++++ Sélection

D’emblée, il est bon et opportun de rappeler à Macky Sall, les trois «C» qui président à la désignation d’un Cemga : compétence, confiance et circonstances. La compétence découle en gros du CV. Même si un homme peut valoir moins ou plus que ses diplômes. La confiance est totalement discrétionnaire. Quant aux circonstances, elles sont tantôt contingentes ; tantôt contraignantes. En tout état de cause, l’aréopage de Généraux (plus de dix en activité) se prête à toutes les options, allant de la nomination d’un Cemga de transition à la désignation d’un Cemga de rupture, pour employer un mot qui fait florès sous l’ère Macky.

++++++++
++++ Extrait des données

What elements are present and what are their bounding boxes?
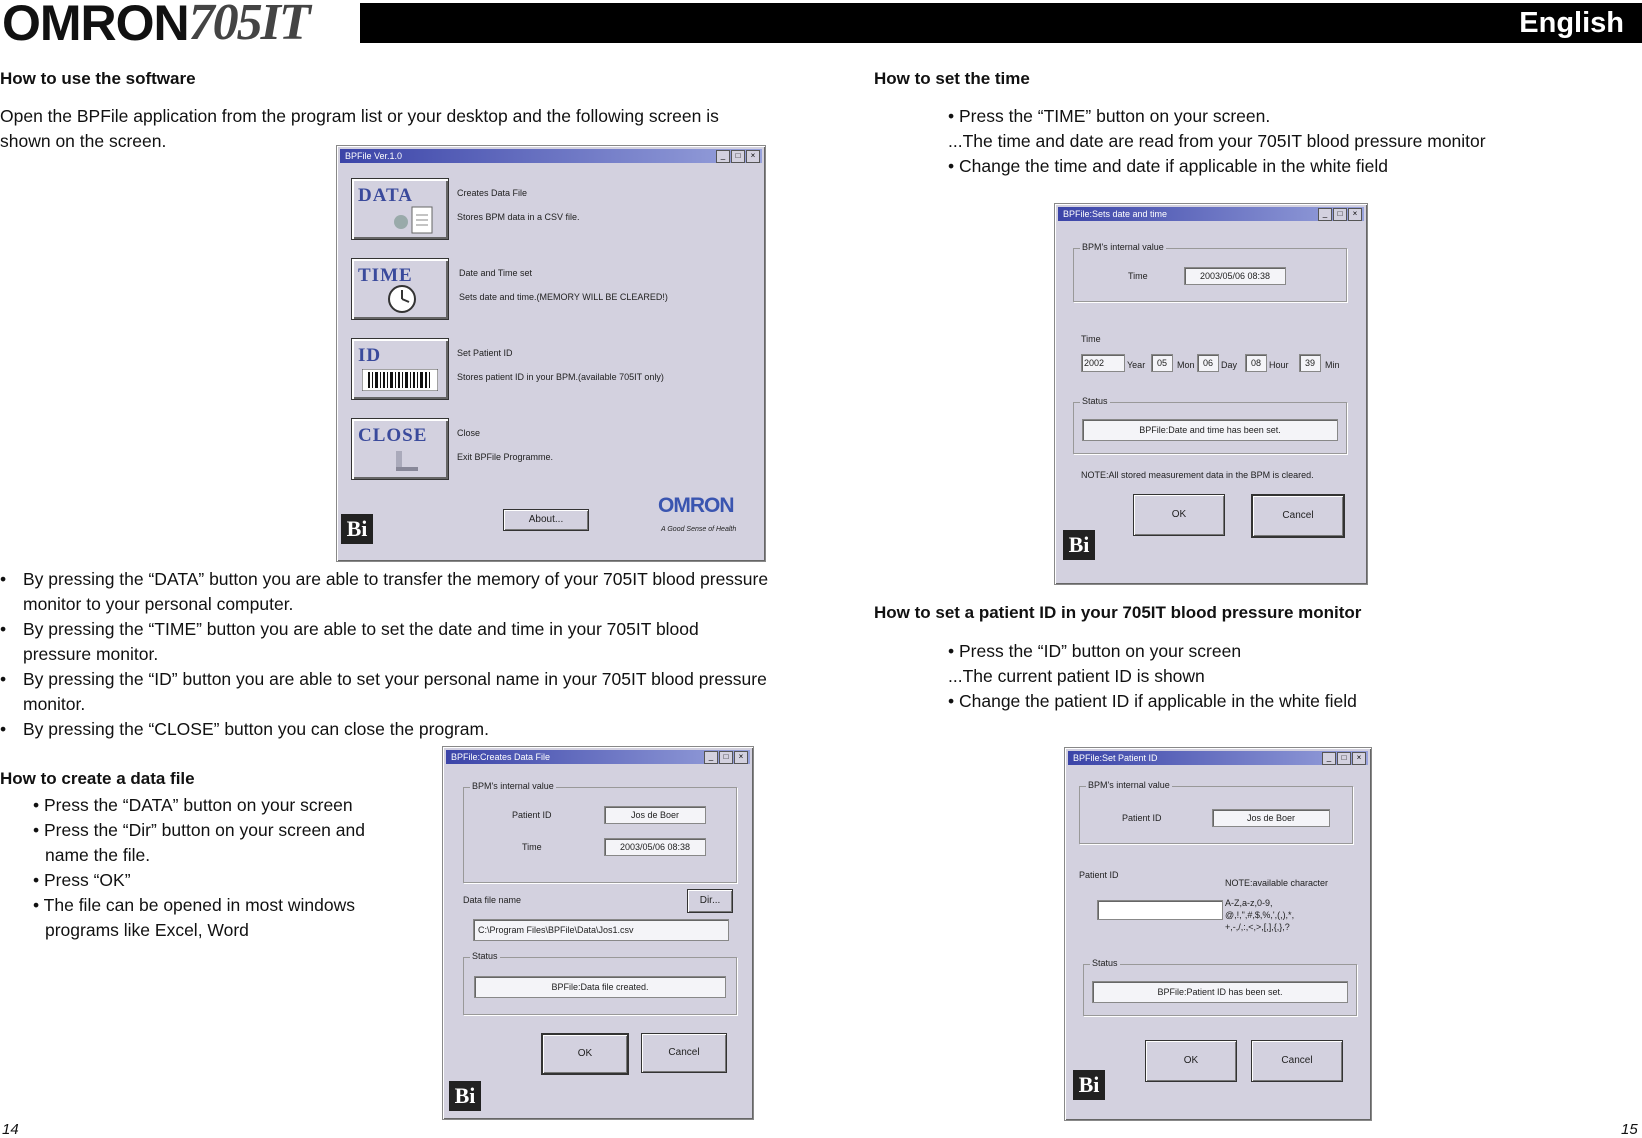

++++++++

(Consigne) Reprenez la partie du texte sur la désignation du Cemga qui débute par « D’emblée, il est » et se poursuit jusqu'à « sous l’ère Macky. », en substituant « loyauté » à « confiance ».

(Corrigé)
D’emblée, il est bon et opportun de rappeler à Macky Sall, les trois «C» qui président à la désignation d’un Cemga : compétence, loyauté et circonstances. La compétence découle en gros du CV. Même si un homme peut valoir moins ou plus que ses diplômes. La loyauté est totalement discrétionnaire. Quant aux circonstances, elles sont tantôt contingentes ; tantôt contraignantes. En tout état de cause, l’aréopage de Généraux (plus de dix en activité) se prête à toutes les options, allant de la nomination d’un Cemga de transition à la désignation d’un Cemga de rupture, pour employer un mot qui fait florès sous l’ère Macky.